→ **Problem requirements**
Each record must be retyped in full. No character may differ.

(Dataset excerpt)
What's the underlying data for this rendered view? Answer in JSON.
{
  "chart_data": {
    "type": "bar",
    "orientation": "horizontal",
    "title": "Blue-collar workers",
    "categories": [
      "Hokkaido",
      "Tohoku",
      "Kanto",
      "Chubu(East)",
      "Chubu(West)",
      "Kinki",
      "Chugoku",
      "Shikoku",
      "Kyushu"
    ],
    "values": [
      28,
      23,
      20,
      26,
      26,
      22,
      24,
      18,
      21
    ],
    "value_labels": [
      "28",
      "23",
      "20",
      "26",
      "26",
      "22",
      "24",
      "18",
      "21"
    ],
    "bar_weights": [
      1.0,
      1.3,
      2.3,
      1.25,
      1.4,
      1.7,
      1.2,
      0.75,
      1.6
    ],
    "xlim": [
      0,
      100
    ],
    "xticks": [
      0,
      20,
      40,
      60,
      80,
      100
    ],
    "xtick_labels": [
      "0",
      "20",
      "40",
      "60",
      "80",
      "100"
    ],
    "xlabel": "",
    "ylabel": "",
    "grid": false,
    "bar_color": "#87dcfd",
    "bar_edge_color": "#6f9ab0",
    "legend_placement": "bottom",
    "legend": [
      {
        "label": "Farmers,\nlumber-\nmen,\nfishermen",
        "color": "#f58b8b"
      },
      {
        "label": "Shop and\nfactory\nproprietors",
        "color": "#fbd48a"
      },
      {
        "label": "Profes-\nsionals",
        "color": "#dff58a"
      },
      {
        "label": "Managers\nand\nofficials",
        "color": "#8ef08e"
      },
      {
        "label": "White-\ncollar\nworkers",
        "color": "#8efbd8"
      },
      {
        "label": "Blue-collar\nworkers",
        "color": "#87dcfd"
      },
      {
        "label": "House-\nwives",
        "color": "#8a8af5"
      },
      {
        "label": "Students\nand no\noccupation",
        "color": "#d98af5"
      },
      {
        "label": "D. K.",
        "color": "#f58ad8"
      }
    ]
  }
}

→ **Solution for this exercise**
What's the underlying data for this rendered view? Answer in JSON.
{
  "chart_data": {
    "type": "bar",
    "orientation": "horizontal",
    "title": "Blue-collar workers",
    "categories": [
      "Hokkaido",
      "Tohoku",
      "Kanto",
      "Chubu(East)",
      "Chubu(West)",
      "Kinki",
      "Chugoku",
      "Shikoku",
      "Kyushu"
    ],
    "values": [
      28,
      23,
      20,
      26,
      26,
      22,
      24,
      18,
      21
    ],
    "value_labels": [
      "28",
      "23",
      "20",
      "26",
      "26",
      "22",
      "24",
      "18",
      "21"
    ],
    "bar_weights": [
      1.0,
      1.3,
      2.3,
      1.25,
      1.4,
      1.7,
      1.2,
      0.75,
      1.6
    ],
    "xlim": [
      0,
      100
    ],
    "xticks": [
      0,
      20,
      40,
      60,
      80,
      100
    ],
    "xtick_labels": [
      "0",
      "20",
      "40",
      "60",
      "80",
      "100"
    ],
    "xlabel": "",
    "ylabel": "",
    "grid": false,
    "bar_color": "#87dcfd",
    "bar_edge_color": "#6f9ab0",
    "legend_placement": "bottom",
    "legend": [
      {
        "label": "Farmers,\nlumber-\nmen,\nfishermen",
        "color": "#f58b8b"
      },
      {
        "label": "Shop and\nfactory\nproprietors",
        "color": "#fbd48a"
      },
      {
        "label": "Profes-\nsionals",
        "color": "#dff58a"
      },
      {
        "label": "Managers\nand\nofficials",
        "color": "#8ef08e"
      },
      {
        "label": "White-\ncollar\nworkers",
        "color": "#8efbd8"
      },
      {
        "label": "Blue-collar\nworkers",
        "color": "#87dcfd"
      },
      {
        "label": "House-\nwives",
        "color": "#8a8af5"
      },
      {
        "label": "Students\nand no\noccupation",
        "color": "#d98af5"
      },
      {
        "label": "D. K.",
        "color": "#f58ad8"
      }
    ]
  }
}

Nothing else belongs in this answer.